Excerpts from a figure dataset
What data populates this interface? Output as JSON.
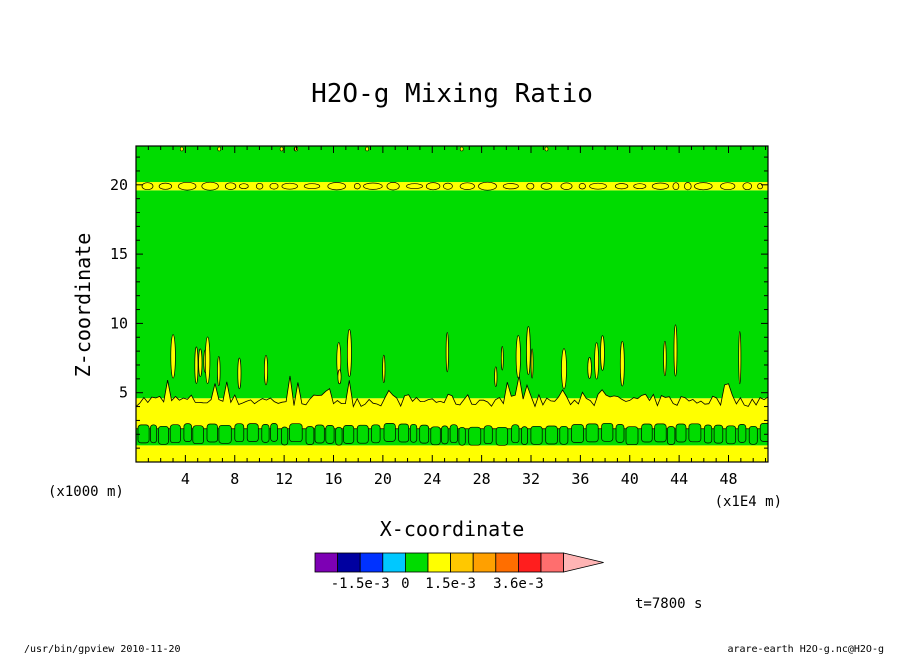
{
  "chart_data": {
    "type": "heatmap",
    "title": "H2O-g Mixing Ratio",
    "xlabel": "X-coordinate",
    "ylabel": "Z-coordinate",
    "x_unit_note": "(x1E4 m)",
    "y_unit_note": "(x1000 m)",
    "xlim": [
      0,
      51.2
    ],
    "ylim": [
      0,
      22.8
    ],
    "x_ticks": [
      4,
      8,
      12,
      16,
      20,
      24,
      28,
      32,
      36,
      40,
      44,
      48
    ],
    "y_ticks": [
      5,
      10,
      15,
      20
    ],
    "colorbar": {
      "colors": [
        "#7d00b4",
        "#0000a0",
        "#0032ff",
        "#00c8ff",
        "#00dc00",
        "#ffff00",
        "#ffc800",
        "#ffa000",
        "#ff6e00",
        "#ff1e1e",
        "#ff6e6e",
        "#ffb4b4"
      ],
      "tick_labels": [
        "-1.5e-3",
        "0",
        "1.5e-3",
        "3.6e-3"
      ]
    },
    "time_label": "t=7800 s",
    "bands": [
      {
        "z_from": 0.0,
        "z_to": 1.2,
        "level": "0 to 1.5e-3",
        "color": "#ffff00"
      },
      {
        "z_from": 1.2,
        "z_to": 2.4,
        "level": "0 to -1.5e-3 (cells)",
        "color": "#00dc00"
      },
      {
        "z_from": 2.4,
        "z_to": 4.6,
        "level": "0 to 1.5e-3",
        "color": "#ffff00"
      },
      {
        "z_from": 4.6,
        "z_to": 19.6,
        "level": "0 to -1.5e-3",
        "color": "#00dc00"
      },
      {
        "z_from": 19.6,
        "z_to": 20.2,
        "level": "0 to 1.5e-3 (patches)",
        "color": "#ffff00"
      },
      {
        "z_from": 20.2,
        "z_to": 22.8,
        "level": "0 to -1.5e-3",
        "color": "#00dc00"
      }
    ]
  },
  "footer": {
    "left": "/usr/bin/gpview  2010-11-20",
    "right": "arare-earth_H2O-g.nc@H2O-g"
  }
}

==

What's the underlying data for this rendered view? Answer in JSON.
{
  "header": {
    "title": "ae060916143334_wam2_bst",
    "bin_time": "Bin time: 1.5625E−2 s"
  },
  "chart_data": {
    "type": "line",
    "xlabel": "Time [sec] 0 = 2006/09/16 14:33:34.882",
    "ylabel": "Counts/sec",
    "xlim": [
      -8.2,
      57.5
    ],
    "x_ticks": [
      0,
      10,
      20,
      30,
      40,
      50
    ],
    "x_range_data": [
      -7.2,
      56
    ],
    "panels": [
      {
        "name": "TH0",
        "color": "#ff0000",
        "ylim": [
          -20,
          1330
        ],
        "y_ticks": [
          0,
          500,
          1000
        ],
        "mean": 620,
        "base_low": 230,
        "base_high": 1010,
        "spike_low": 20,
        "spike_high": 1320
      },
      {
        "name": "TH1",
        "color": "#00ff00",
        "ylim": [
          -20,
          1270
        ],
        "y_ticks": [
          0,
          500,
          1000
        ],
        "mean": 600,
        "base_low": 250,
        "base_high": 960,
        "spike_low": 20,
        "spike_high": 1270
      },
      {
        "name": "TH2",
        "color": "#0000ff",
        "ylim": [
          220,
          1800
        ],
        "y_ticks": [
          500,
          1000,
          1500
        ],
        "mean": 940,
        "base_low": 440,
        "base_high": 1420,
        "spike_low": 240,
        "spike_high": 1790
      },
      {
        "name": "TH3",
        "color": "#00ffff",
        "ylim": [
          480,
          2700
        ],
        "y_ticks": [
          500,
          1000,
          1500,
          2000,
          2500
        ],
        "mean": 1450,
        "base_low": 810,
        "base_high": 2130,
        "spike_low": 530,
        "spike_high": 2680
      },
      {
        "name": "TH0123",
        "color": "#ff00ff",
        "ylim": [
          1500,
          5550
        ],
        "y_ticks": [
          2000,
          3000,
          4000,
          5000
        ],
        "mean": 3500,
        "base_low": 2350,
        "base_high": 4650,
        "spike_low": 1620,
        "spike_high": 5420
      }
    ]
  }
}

*REQUIREMENT*. Pick out and copy every line that contains the word "title".

*WRITTEN SOLUTION*.
    "title": "H2O-g Mixing Ratio",
    "title": "ae060916143334_wam2_bst",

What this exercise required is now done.